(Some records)

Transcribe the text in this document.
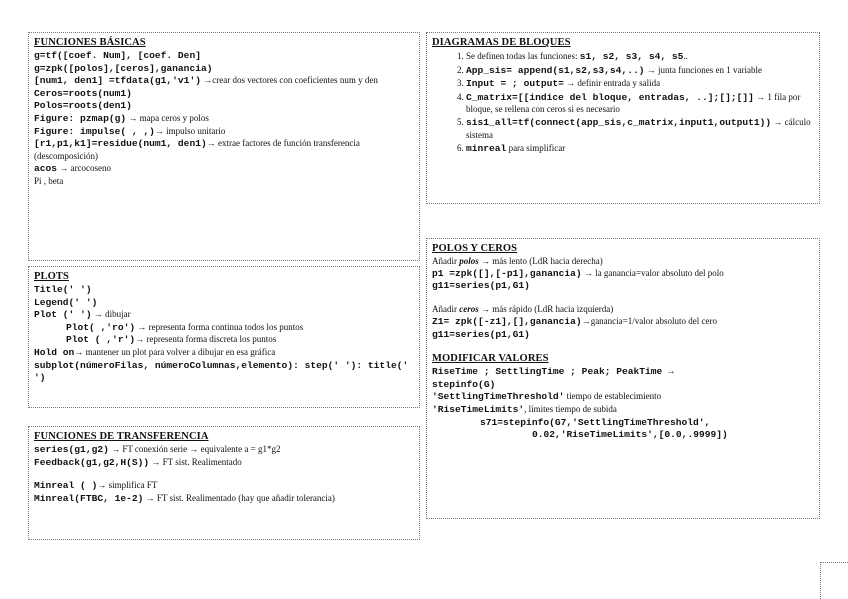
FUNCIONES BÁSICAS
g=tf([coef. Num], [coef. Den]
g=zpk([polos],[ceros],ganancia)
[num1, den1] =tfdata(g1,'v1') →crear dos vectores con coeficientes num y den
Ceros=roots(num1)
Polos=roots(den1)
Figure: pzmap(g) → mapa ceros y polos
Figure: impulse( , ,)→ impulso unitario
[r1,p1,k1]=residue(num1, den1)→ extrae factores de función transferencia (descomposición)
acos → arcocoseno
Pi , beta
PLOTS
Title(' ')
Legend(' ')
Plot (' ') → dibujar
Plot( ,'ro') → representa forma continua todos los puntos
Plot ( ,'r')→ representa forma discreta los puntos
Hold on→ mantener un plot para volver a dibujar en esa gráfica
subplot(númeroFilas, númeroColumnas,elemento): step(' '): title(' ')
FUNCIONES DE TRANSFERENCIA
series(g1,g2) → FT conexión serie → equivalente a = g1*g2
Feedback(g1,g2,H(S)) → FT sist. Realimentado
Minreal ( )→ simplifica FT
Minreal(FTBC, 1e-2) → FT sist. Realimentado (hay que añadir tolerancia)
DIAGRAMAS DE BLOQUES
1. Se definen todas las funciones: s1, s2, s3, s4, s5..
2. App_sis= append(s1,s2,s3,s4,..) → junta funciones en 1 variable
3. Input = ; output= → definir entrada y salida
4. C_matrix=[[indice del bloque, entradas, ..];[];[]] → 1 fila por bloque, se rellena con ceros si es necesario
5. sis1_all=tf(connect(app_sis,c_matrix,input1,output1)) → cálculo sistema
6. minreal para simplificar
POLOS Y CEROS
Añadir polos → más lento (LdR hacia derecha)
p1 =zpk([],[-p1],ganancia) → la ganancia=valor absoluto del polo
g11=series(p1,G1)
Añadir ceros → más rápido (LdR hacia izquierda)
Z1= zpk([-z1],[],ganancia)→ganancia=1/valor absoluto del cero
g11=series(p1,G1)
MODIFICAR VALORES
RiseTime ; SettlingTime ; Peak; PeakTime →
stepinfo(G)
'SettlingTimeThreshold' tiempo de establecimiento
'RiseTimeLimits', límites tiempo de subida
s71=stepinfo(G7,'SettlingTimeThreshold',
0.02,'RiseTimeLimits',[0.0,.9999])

## [Work to complete]
Using the data above, say how many lines include "SettlingTimeThreshold". No other reply is needed.

## [Solution to this problem]
2